[Start]
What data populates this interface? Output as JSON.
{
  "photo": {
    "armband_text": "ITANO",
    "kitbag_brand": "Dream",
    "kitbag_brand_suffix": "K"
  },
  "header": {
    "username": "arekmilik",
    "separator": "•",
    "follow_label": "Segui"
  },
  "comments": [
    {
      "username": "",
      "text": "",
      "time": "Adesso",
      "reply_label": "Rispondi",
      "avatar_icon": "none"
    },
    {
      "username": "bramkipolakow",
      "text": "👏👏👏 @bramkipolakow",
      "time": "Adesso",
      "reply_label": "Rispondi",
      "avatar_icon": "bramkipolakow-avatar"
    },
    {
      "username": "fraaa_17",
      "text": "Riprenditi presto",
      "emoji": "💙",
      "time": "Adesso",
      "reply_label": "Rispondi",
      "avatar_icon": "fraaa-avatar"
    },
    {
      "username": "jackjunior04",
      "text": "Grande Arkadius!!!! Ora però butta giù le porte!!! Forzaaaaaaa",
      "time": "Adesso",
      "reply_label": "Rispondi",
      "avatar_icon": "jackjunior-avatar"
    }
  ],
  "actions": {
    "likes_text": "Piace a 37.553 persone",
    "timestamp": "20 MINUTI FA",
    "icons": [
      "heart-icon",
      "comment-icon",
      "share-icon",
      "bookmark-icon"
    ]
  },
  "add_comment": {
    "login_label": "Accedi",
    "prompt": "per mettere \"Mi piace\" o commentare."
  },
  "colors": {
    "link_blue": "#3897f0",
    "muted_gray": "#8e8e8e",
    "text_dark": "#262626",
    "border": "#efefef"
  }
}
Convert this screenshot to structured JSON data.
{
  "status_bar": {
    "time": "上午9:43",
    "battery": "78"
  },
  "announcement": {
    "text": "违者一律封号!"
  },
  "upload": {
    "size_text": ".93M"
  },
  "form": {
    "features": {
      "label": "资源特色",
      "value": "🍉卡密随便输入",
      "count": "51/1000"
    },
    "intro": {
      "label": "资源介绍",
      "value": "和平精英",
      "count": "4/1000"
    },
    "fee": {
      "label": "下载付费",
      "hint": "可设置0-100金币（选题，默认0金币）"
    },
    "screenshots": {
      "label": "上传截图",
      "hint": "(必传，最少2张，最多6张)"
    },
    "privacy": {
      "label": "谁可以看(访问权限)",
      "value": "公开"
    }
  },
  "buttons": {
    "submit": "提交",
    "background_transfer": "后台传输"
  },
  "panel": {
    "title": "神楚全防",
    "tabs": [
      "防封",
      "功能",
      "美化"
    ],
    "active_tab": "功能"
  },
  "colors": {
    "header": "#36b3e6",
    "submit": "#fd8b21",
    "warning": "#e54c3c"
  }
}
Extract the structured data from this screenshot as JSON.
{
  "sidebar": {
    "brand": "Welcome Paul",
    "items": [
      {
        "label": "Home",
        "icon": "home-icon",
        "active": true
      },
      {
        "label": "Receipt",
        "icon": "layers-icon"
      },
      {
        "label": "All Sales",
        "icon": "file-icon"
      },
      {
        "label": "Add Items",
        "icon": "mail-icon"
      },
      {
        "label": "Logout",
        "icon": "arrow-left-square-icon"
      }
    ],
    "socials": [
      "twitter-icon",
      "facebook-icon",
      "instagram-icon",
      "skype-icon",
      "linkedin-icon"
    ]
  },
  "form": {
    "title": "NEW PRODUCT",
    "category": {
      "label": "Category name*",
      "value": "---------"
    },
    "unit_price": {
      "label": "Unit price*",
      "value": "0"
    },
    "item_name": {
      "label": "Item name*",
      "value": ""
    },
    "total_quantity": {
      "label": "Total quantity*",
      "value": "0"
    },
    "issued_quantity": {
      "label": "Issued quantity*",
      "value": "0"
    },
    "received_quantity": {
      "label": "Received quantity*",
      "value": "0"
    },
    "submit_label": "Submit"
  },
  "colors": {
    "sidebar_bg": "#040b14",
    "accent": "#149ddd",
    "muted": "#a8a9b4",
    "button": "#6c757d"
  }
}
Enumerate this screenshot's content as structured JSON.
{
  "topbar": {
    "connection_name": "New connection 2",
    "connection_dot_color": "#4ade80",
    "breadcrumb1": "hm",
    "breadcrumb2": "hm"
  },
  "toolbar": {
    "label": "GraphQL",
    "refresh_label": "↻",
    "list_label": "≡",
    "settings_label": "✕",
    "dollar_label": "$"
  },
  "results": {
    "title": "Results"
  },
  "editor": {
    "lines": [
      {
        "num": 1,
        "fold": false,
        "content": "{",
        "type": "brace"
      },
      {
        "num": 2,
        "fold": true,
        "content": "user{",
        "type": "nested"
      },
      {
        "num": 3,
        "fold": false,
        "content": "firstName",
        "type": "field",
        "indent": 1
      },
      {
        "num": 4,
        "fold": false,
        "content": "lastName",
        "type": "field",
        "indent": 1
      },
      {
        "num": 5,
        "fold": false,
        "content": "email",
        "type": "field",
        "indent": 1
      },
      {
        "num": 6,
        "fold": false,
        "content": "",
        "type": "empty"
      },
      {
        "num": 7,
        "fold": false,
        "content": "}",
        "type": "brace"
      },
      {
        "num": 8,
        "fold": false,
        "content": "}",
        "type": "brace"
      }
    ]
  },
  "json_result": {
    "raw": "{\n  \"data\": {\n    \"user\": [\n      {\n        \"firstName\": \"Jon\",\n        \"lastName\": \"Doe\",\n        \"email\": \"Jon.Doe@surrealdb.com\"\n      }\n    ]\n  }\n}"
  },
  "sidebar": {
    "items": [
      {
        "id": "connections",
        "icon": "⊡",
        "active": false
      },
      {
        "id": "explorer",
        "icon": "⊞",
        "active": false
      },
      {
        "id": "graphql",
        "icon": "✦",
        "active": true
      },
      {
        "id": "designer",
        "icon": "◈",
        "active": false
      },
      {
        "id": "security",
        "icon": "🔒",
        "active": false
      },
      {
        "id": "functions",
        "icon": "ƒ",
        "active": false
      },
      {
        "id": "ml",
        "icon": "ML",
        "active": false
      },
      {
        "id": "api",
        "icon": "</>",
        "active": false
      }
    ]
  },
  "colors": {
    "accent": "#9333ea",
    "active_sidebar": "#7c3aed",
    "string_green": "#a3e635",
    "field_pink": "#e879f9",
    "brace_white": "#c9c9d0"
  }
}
[End]
Repeat all of the records above exactly as they appear.

> Problem solution
What data populates this interface? Output as JSON.
{
  "photo": {
    "armband_text": "ITANO",
    "kitbag_brand": "Dream",
    "kitbag_brand_suffix": "K"
  },
  "header": {
    "username": "arekmilik",
    "separator": "•",
    "follow_label": "Segui"
  },
  "comments": [
    {
      "username": "",
      "text": "",
      "time": "Adesso",
      "reply_label": "Rispondi",
      "avatar_icon": "none"
    },
    {
      "username": "bramkipolakow",
      "text": "👏👏👏 @bramkipolakow",
      "time": "Adesso",
      "reply_label": "Rispondi",
      "avatar_icon": "bramkipolakow-avatar"
    },
    {
      "username": "fraaa_17",
      "text": "Riprenditi presto",
      "emoji": "💙",
      "time": "Adesso",
      "reply_label": "Rispondi",
      "avatar_icon": "fraaa-avatar"
    },
    {
      "username": "jackjunior04",
      "text": "Grande Arkadius!!!! Ora però butta giù le porte!!! Forzaaaaaaa",
      "time": "Adesso",
      "reply_label": "Rispondi",
      "avatar_icon": "jackjunior-avatar"
    }
  ],
  "actions": {
    "likes_text": "Piace a 37.553 persone",
    "timestamp": "20 MINUTI FA",
    "icons": [
      "heart-icon",
      "comment-icon",
      "share-icon",
      "bookmark-icon"
    ]
  },
  "add_comment": {
    "login_label": "Accedi",
    "prompt": "per mettere \"Mi piace\" o commentare."
  },
  "colors": {
    "link_blue": "#3897f0",
    "muted_gray": "#8e8e8e",
    "text_dark": "#262626",
    "border": "#efefef"
  }
}
Convert this screenshot to structured JSON data.
{
  "status_bar": {
    "time": "上午9:43",
    "battery": "78"
  },
  "announcement": {
    "text": "违者一律封号!"
  },
  "upload": {
    "size_text": ".93M"
  },
  "form": {
    "features": {
      "label": "资源特色",
      "value": "🍉卡密随便输入",
      "count": "51/1000"
    },
    "intro": {
      "label": "资源介绍",
      "value": "和平精英",
      "count": "4/1000"
    },
    "fee": {
      "label": "下载付费",
      "hint": "可设置0-100金币（选题，默认0金币）"
    },
    "screenshots": {
      "label": "上传截图",
      "hint": "(必传，最少2张，最多6张)"
    },
    "privacy": {
      "label": "谁可以看(访问权限)",
      "value": "公开"
    }
  },
  "buttons": {
    "submit": "提交",
    "background_transfer": "后台传输"
  },
  "panel": {
    "title": "神楚全防",
    "tabs": [
      "防封",
      "功能",
      "美化"
    ],
    "active_tab": "功能"
  },
  "colors": {
    "header": "#36b3e6",
    "submit": "#fd8b21",
    "warning": "#e54c3c"
  }
}
Extract the structured data from this screenshot as JSON.
{
  "sidebar": {
    "brand": "Welcome Paul",
    "items": [
      {
        "label": "Home",
        "icon": "home-icon",
        "active": true
      },
      {
        "label": "Receipt",
        "icon": "layers-icon"
      },
      {
        "label": "All Sales",
        "icon": "file-icon"
      },
      {
        "label": "Add Items",
        "icon": "mail-icon"
      },
      {
        "label": "Logout",
        "icon": "arrow-left-square-icon"
      }
    ],
    "socials": [
      "twitter-icon",
      "facebook-icon",
      "instagram-icon",
      "skype-icon",
      "linkedin-icon"
    ]
  },
  "form": {
    "title": "NEW PRODUCT",
    "category": {
      "label": "Category name*",
      "value": "---------"
    },
    "unit_price": {
      "label": "Unit price*",
      "value": "0"
    },
    "item_name": {
      "label": "Item name*",
      "value": ""
    },
    "total_quantity": {
      "label": "Total quantity*",
      "value": "0"
    },
    "issued_quantity": {
      "label": "Issued quantity*",
      "value": "0"
    },
    "received_quantity": {
      "label": "Received quantity*",
      "value": "0"
    },
    "submit_label": "Submit"
  },
  "colors": {
    "sidebar_bg": "#040b14",
    "accent": "#149ddd",
    "muted": "#a8a9b4",
    "button": "#6c757d"
  }
}
Enumerate this screenshot's content as structured JSON.
{
  "topbar": {
    "connection_name": "New connection 2",
    "connection_dot_color": "#4ade80",
    "breadcrumb1": "hm",
    "breadcrumb2": "hm"
  },
  "toolbar": {
    "label": "GraphQL",
    "refresh_label": "↻",
    "list_label": "≡",
    "settings_label": "✕",
    "dollar_label": "$"
  },
  "results": {
    "title": "Results"
  },
  "editor": {
    "lines": [
      {
        "num": 1,
        "fold": false,
        "content": "{",
        "type": "brace"
      },
      {
        "num": 2,
        "fold": true,
        "content": "user{",
        "type": "nested"
      },
      {
        "num": 3,
        "fold": false,
        "content": "firstName",
        "type": "field",
        "indent": 1
      },
      {
        "num": 4,
        "fold": false,
        "content": "lastName",
        "type": "field",
        "indent": 1
      },
      {
        "num": 5,
        "fold": false,
        "content": "email",
        "type": "field",
        "indent": 1
      },
      {
        "num": 6,
        "fold": false,
        "content": "",
        "type": "empty"
      },
      {
        "num": 7,
        "fold": false,
        "content": "}",
        "type": "brace"
      },
      {
        "num": 8,
        "fold": false,
        "content": "}",
        "type": "brace"
      }
    ]
  },
  "json_result": {
    "raw": "{\n  \"data\": {\n    \"user\": [\n      {\n        \"firstName\": \"Jon\",\n        \"lastName\": \"Doe\",\n        \"email\": \"Jon.Doe@surrealdb.com\"\n      }\n    ]\n  }\n}"
  },
  "sidebar": {
    "items": [
      {
        "id": "connections",
        "icon": "⊡",
        "active": false
      },
      {
        "id": "explorer",
        "icon": "⊞",
        "active": false
      },
      {
        "id": "graphql",
        "icon": "✦",
        "active": true
      },
      {
        "id": "designer",
        "icon": "◈",
        "active": false
      },
      {
        "id": "security",
        "icon": "🔒",
        "active": false
      },
      {
        "id": "functions",
        "icon": "ƒ",
        "active": false
      },
      {
        "id": "ml",
        "icon": "ML",
        "active": false
      },
      {
        "id": "api",
        "icon": "</>",
        "active": false
      }
    ]
  },
  "colors": {
    "accent": "#9333ea",
    "active_sidebar": "#7c3aed",
    "string_green": "#a3e635",
    "field_pink": "#e879f9",
    "brace_white": "#c9c9d0"
  }
}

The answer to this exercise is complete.